Scan the data. Collect each line that contains the word "type".
========================================================================
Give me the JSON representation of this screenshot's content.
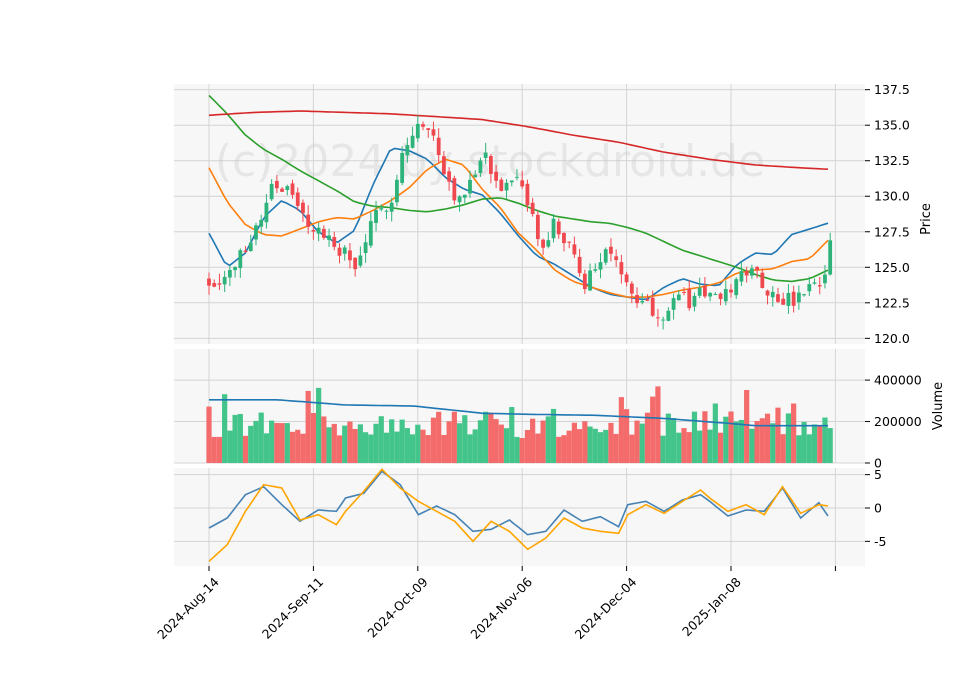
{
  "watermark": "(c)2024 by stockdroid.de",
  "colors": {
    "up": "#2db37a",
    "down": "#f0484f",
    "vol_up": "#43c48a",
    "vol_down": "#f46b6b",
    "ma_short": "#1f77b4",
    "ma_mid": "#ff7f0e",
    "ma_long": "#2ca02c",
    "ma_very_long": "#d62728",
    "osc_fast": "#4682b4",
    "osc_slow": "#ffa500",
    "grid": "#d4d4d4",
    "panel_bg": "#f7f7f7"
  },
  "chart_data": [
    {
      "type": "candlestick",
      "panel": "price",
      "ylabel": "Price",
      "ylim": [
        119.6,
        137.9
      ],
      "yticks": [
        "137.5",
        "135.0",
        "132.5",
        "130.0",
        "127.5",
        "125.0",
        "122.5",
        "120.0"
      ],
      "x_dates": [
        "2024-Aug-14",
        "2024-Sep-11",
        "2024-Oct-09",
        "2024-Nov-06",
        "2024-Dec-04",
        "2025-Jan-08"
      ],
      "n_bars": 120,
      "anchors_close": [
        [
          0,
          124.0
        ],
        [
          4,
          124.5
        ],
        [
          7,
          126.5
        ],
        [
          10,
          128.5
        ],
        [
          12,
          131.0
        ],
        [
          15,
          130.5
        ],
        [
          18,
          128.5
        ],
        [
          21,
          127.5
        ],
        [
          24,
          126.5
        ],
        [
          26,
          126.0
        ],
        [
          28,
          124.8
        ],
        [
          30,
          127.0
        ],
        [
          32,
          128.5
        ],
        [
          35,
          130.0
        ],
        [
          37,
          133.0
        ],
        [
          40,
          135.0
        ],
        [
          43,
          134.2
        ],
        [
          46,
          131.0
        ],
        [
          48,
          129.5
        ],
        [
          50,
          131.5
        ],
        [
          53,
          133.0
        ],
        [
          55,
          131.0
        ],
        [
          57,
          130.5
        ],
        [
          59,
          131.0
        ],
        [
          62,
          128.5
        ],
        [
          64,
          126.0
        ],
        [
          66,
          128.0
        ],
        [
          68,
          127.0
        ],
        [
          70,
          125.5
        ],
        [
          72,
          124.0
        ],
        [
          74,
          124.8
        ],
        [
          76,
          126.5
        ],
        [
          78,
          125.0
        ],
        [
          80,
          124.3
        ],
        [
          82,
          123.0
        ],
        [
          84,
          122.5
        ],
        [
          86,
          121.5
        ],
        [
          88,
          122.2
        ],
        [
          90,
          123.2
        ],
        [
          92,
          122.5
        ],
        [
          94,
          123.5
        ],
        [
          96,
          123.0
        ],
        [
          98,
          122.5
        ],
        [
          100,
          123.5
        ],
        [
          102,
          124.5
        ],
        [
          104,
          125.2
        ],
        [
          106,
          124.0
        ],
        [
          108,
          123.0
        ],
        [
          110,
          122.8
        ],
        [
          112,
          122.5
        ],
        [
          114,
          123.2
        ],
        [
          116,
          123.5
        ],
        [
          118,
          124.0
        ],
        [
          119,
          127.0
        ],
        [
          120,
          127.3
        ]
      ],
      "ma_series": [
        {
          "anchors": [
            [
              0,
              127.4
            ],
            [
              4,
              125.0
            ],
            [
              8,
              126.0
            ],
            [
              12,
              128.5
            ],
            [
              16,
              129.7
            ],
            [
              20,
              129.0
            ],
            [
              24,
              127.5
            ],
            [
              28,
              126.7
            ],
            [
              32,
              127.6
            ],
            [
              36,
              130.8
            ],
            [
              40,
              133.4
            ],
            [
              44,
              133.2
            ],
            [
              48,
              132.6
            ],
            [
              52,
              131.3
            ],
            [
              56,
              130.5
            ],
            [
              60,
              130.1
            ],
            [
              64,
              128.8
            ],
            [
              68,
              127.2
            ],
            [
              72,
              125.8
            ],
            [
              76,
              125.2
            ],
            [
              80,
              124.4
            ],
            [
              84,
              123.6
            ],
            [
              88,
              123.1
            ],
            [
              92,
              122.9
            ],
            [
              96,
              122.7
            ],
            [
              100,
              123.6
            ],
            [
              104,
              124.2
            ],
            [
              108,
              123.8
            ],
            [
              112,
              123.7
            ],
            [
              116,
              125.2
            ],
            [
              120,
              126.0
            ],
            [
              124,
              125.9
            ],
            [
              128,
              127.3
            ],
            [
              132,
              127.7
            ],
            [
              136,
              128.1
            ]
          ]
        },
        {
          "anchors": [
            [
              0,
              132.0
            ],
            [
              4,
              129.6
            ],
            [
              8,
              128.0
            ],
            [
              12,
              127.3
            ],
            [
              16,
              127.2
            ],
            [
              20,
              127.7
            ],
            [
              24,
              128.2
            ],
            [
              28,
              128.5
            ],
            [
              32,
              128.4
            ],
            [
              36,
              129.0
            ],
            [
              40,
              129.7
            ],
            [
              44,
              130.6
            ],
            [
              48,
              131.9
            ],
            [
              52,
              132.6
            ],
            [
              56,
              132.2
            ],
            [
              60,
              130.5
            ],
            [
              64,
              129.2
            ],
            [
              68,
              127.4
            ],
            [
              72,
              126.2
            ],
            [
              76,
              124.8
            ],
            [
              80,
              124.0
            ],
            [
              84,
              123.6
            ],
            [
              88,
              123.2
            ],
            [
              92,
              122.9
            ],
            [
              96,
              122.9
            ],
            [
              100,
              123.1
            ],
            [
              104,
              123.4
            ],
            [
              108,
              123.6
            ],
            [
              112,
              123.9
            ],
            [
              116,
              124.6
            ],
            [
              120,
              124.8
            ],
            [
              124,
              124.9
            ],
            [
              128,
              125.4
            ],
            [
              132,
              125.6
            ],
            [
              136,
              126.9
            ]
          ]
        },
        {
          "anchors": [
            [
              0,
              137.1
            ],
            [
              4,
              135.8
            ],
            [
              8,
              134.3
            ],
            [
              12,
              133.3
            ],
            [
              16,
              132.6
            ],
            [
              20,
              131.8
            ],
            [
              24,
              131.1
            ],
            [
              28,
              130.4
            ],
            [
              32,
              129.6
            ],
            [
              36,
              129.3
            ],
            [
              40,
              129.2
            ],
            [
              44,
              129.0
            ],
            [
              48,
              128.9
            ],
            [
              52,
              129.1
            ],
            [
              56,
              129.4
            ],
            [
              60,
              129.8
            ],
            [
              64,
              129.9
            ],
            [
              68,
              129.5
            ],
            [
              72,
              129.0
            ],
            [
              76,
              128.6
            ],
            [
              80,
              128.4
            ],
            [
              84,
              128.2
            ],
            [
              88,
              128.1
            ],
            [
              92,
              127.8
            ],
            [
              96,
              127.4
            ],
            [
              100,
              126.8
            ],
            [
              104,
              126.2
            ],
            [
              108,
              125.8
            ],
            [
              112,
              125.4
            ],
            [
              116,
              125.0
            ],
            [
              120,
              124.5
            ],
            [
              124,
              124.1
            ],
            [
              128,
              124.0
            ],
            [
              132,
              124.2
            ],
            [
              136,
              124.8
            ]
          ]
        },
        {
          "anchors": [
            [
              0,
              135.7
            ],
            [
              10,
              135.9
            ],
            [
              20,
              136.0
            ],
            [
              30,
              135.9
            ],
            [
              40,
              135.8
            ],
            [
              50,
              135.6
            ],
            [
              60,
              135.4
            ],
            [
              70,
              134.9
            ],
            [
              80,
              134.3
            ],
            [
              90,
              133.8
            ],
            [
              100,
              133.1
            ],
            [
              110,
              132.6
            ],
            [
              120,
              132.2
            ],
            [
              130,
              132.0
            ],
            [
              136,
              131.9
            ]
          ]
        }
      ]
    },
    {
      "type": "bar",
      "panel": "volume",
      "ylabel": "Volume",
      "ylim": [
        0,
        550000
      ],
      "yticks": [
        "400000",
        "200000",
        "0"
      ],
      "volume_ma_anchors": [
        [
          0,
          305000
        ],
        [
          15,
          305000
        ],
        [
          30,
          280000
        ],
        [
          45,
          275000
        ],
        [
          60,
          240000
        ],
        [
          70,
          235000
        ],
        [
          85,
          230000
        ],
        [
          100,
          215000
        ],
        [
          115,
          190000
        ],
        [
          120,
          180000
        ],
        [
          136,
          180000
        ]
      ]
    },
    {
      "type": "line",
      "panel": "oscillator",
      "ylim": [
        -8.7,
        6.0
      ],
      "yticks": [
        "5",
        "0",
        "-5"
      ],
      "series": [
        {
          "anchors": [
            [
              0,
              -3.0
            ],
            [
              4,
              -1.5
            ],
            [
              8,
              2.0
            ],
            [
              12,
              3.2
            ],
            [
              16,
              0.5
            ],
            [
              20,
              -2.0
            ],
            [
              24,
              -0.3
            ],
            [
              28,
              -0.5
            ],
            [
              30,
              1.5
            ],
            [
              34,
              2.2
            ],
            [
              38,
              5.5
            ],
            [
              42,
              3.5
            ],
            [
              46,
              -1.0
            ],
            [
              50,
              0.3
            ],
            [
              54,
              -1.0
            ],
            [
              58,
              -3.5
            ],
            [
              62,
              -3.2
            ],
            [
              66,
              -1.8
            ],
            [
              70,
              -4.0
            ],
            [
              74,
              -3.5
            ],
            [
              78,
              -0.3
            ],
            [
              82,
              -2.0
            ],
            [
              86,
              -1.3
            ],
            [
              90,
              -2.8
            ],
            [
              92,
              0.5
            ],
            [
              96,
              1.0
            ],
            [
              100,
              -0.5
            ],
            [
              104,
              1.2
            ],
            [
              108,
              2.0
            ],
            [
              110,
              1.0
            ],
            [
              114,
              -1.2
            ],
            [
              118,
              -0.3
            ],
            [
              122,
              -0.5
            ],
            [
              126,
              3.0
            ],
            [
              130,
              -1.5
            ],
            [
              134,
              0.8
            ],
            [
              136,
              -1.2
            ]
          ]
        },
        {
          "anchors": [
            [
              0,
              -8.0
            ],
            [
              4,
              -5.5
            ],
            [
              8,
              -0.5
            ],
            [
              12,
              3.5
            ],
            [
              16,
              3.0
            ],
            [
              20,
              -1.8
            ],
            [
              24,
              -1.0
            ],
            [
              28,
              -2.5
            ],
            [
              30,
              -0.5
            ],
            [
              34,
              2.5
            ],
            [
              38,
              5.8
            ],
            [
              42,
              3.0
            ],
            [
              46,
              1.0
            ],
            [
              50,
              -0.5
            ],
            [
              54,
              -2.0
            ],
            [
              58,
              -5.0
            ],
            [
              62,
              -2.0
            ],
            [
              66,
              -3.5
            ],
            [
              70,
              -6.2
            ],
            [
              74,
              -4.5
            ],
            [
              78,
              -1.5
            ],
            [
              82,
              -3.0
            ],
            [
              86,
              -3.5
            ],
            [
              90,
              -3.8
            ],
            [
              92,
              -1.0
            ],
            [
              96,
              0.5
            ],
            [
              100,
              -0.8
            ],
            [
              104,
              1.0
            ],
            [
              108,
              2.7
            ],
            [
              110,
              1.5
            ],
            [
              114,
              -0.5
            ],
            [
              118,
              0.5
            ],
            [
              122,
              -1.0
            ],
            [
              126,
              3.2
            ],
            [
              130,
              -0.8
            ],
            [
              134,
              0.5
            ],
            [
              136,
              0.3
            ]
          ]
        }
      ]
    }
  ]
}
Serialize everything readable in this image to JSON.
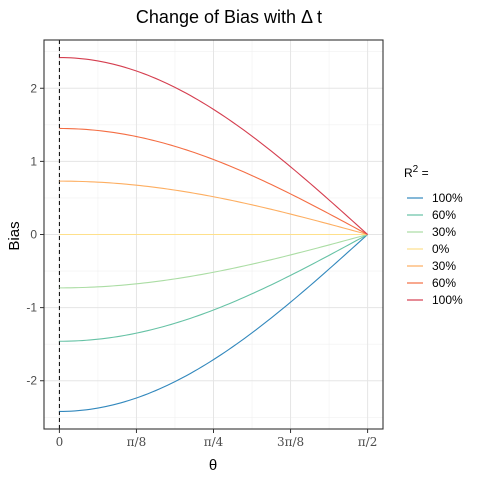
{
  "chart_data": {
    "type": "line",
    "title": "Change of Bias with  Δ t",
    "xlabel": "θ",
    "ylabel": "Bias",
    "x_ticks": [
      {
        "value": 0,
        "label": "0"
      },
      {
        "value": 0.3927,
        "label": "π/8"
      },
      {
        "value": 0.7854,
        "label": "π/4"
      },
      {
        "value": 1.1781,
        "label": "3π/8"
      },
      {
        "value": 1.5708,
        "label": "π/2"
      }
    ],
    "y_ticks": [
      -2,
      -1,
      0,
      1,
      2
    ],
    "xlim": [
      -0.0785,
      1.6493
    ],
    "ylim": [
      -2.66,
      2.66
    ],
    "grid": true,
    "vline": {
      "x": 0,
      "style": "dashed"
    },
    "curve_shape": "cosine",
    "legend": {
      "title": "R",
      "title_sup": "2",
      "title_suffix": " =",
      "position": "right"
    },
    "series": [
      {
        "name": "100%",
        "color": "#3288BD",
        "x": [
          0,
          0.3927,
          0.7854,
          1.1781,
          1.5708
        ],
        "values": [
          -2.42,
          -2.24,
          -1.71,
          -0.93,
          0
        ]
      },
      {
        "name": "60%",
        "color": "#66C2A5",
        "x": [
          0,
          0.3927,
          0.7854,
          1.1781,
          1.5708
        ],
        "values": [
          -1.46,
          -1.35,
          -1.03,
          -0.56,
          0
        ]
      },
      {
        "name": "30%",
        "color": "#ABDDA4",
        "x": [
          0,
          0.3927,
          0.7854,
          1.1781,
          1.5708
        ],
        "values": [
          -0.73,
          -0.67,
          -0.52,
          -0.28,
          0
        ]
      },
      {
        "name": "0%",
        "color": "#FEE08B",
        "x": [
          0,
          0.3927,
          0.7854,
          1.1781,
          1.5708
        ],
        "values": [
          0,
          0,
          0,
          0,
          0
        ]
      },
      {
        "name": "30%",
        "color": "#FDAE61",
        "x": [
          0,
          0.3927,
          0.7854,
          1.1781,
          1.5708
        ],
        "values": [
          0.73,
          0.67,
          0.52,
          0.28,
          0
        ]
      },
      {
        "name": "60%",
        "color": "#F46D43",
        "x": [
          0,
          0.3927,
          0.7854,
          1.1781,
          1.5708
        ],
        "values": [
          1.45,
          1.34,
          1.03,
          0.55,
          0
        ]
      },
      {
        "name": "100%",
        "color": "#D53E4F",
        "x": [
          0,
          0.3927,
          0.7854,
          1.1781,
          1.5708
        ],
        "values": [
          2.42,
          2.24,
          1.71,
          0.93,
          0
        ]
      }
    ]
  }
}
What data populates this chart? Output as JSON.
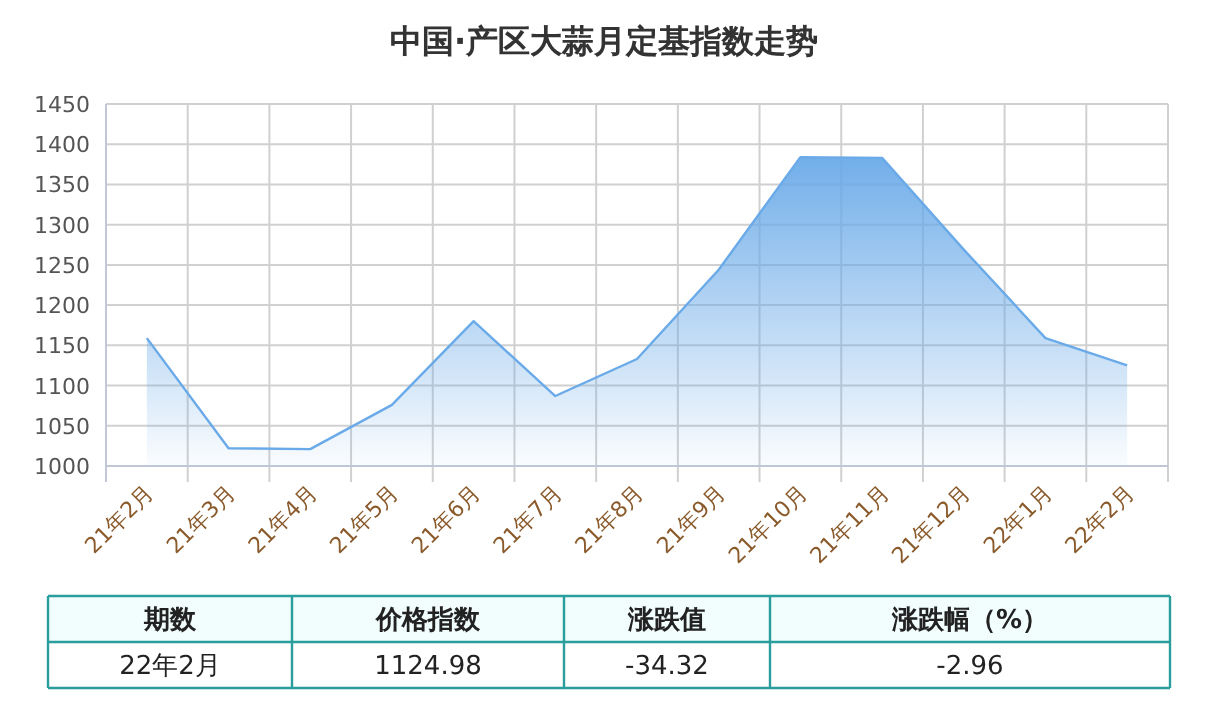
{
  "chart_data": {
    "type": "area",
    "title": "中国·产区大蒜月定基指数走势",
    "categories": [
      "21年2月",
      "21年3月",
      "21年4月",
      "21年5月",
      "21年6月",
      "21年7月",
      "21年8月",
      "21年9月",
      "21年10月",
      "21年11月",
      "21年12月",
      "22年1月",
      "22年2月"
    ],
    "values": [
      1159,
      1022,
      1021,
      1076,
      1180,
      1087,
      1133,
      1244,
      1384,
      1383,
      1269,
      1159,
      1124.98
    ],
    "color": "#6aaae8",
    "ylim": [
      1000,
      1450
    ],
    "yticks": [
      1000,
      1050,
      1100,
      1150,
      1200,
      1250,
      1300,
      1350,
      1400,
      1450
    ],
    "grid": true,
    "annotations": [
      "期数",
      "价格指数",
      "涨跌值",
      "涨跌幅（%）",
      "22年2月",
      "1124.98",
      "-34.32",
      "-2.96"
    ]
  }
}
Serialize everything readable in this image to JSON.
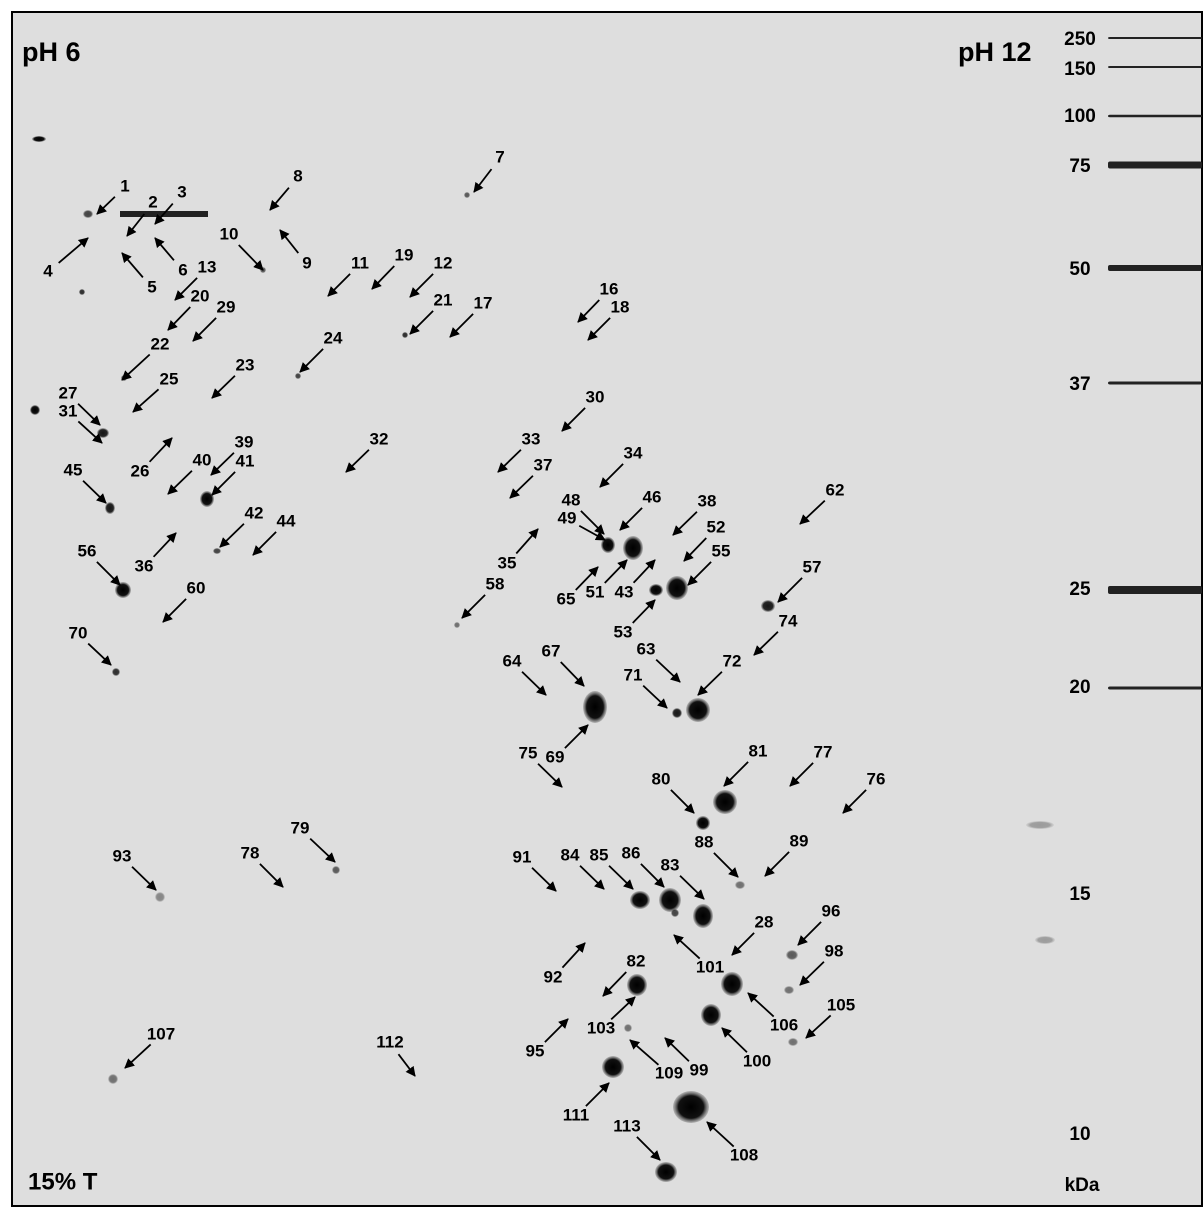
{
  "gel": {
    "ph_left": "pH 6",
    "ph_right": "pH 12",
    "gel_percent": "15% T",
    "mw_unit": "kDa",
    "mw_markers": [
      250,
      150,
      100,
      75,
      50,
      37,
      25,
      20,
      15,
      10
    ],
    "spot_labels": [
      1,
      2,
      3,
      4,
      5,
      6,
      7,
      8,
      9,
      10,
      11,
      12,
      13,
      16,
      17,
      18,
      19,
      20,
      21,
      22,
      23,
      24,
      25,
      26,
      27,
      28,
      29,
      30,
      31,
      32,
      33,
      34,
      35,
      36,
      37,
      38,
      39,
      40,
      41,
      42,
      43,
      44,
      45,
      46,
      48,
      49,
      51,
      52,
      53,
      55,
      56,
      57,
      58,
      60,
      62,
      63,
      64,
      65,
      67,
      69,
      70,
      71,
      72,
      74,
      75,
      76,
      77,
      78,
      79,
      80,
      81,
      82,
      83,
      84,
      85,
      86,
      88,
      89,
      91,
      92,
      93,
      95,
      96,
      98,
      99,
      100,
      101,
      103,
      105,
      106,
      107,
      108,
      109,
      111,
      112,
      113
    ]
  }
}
========================================================================
### ANSWER TO THIS PROBLEM
      "type": "candlestick",
      "type": "bar",
      "type": "line",
    "type": "line",
    "type": "area",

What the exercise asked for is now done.